You are to retype all of the data exactly as it appears.

[Figure data in JSON]
########################################
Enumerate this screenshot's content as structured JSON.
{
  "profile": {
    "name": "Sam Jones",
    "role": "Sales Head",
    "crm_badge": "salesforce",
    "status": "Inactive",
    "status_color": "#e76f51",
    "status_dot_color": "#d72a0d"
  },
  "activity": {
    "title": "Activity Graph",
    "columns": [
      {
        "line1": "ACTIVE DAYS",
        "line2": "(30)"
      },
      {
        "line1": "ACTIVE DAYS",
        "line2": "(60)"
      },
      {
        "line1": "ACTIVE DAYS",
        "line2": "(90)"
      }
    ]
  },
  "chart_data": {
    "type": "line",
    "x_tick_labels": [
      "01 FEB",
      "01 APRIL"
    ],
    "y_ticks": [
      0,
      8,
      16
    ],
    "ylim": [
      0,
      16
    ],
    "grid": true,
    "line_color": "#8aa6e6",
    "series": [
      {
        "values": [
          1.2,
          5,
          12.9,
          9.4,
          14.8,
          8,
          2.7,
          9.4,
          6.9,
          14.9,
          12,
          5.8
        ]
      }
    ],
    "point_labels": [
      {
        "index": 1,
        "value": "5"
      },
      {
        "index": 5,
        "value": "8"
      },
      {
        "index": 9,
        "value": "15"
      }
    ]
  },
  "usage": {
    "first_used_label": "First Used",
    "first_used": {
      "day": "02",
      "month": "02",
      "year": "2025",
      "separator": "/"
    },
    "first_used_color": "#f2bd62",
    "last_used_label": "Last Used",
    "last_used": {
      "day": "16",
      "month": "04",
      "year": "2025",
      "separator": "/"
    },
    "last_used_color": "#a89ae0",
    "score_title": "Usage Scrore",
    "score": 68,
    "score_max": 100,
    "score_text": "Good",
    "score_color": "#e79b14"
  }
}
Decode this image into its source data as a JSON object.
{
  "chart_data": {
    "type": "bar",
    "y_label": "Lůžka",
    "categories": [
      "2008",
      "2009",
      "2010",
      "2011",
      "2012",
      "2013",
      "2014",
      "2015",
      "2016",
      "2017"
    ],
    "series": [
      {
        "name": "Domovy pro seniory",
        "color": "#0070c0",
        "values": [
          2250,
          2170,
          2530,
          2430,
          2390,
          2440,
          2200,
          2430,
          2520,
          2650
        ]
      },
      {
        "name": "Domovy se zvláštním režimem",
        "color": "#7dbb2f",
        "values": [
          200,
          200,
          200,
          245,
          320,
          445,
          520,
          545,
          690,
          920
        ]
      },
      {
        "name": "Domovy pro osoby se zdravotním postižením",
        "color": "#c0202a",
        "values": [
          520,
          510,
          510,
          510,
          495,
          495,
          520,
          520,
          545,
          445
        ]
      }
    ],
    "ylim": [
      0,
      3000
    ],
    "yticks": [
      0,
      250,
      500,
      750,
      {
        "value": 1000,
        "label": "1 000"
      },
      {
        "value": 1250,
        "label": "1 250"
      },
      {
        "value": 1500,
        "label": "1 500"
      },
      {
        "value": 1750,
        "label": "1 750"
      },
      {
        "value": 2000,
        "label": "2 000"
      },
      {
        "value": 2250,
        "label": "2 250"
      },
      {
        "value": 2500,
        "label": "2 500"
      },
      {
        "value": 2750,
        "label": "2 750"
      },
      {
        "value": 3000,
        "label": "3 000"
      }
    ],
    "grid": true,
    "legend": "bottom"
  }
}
########################################
» TASK RESULT:
Enumerate this screenshot's content as structured JSON.
{
  "profile": {
    "name": "Sam Jones",
    "role": "Sales Head",
    "crm_badge": "salesforce",
    "status": "Inactive",
    "status_color": "#e76f51",
    "status_dot_color": "#d72a0d"
  },
  "activity": {
    "title": "Activity Graph",
    "columns": [
      {
        "line1": "ACTIVE DAYS",
        "line2": "(30)"
      },
      {
        "line1": "ACTIVE DAYS",
        "line2": "(60)"
      },
      {
        "line1": "ACTIVE DAYS",
        "line2": "(90)"
      }
    ]
  },
  "chart_data": {
    "type": "line",
    "x_tick_labels": [
      "01 FEB",
      "01 APRIL"
    ],
    "y_ticks": [
      0,
      8,
      16
    ],
    "ylim": [
      0,
      16
    ],
    "grid": true,
    "line_color": "#8aa6e6",
    "series": [
      {
        "values": [
          1.2,
          5,
          12.9,
          9.4,
          14.8,
          8,
          2.7,
          9.4,
          6.9,
          14.9,
          12,
          5.8
        ]
      }
    ],
    "point_labels": [
      {
        "index": 1,
        "value": "5"
      },
      {
        "index": 5,
        "value": "8"
      },
      {
        "index": 9,
        "value": "15"
      }
    ]
  },
  "usage": {
    "first_used_label": "First Used",
    "first_used": {
      "day": "02",
      "month": "02",
      "year": "2025",
      "separator": "/"
    },
    "first_used_color": "#f2bd62",
    "last_used_label": "Last Used",
    "last_used": {
      "day": "16",
      "month": "04",
      "year": "2025",
      "separator": "/"
    },
    "last_used_color": "#a89ae0",
    "score_title": "Usage Scrore",
    "score": 68,
    "score_max": 100,
    "score_text": "Good",
    "score_color": "#e79b14"
  }
}
Decode this image into its source data as a JSON object.
{
  "chart_data": {
    "type": "bar",
    "y_label": "Lůžka",
    "categories": [
      "2008",
      "2009",
      "2010",
      "2011",
      "2012",
      "2013",
      "2014",
      "2015",
      "2016",
      "2017"
    ],
    "series": [
      {
        "name": "Domovy pro seniory",
        "color": "#0070c0",
        "values": [
          2250,
          2170,
          2530,
          2430,
          2390,
          2440,
          2200,
          2430,
          2520,
          2650
        ]
      },
      {
        "name": "Domovy se zvláštním režimem",
        "color": "#7dbb2f",
        "values": [
          200,
          200,
          200,
          245,
          320,
          445,
          520,
          545,
          690,
          920
        ]
      },
      {
        "name": "Domovy pro osoby se zdravotním postižením",
        "color": "#c0202a",
        "values": [
          520,
          510,
          510,
          510,
          495,
          495,
          520,
          520,
          545,
          445
        ]
      }
    ],
    "ylim": [
      0,
      3000
    ],
    "yticks": [
      0,
      250,
      500,
      750,
      {
        "value": 1000,
        "label": "1 000"
      },
      {
        "value": 1250,
        "label": "1 250"
      },
      {
        "value": 1500,
        "label": "1 500"
      },
      {
        "value": 1750,
        "label": "1 750"
      },
      {
        "value": 2000,
        "label": "2 000"
      },
      {
        "value": 2250,
        "label": "2 250"
      },
      {
        "value": 2500,
        "label": "2 500"
      },
      {
        "value": 2750,
        "label": "2 750"
      },
      {
        "value": 3000,
        "label": "3 000"
      }
    ],
    "grid": true,
    "legend": "bottom"
  }
}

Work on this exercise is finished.